Below are the records; collect from them each line containing the string "this".

- SUPPLIED ENTRIES:
....
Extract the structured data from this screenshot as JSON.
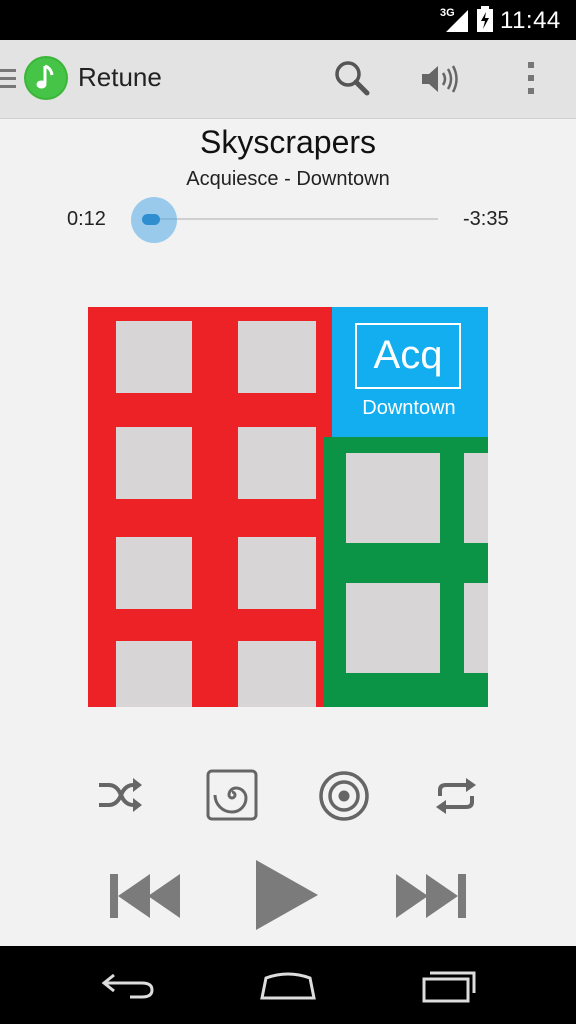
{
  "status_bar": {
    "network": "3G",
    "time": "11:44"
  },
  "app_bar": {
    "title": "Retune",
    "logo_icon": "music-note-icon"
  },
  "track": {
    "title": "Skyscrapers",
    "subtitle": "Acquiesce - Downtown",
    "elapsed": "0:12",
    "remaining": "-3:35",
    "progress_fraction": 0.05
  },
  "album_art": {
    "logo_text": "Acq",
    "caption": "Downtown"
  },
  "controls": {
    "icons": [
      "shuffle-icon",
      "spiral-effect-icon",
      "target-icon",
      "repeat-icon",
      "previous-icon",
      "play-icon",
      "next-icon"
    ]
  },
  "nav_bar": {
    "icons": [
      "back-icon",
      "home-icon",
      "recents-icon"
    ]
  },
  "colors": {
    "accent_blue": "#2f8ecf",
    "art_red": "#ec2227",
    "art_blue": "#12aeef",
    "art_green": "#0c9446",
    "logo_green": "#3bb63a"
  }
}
....
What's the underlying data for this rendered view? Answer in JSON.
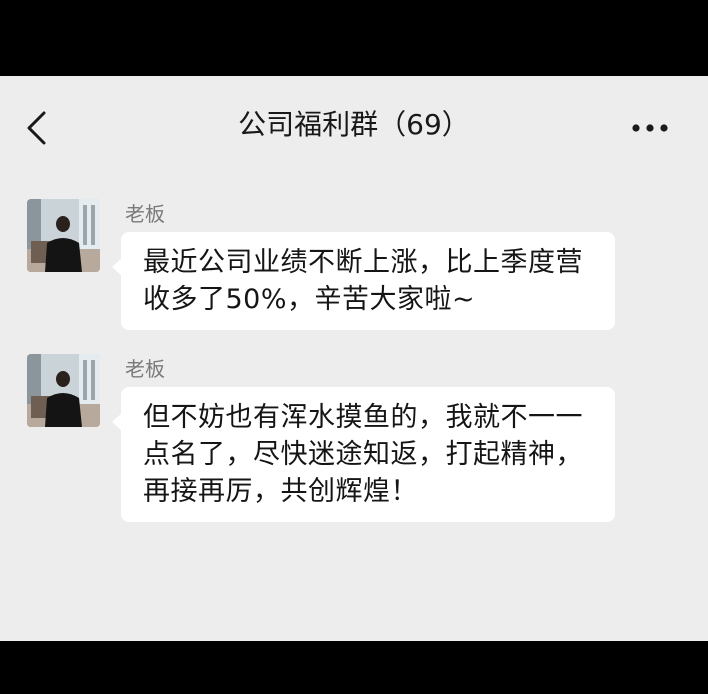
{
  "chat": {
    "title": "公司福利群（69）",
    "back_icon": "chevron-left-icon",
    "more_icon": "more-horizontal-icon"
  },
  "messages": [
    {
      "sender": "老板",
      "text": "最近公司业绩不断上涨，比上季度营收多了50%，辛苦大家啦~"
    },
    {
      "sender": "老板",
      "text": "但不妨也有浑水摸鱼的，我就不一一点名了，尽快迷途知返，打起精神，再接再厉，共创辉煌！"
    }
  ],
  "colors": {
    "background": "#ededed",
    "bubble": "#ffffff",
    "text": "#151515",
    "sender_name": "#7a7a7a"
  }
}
....
- EXERCISE RESULT:
Extract the structured data from this screenshot as JSON.
What's the underlying data for this rendered view? Answer in JSON.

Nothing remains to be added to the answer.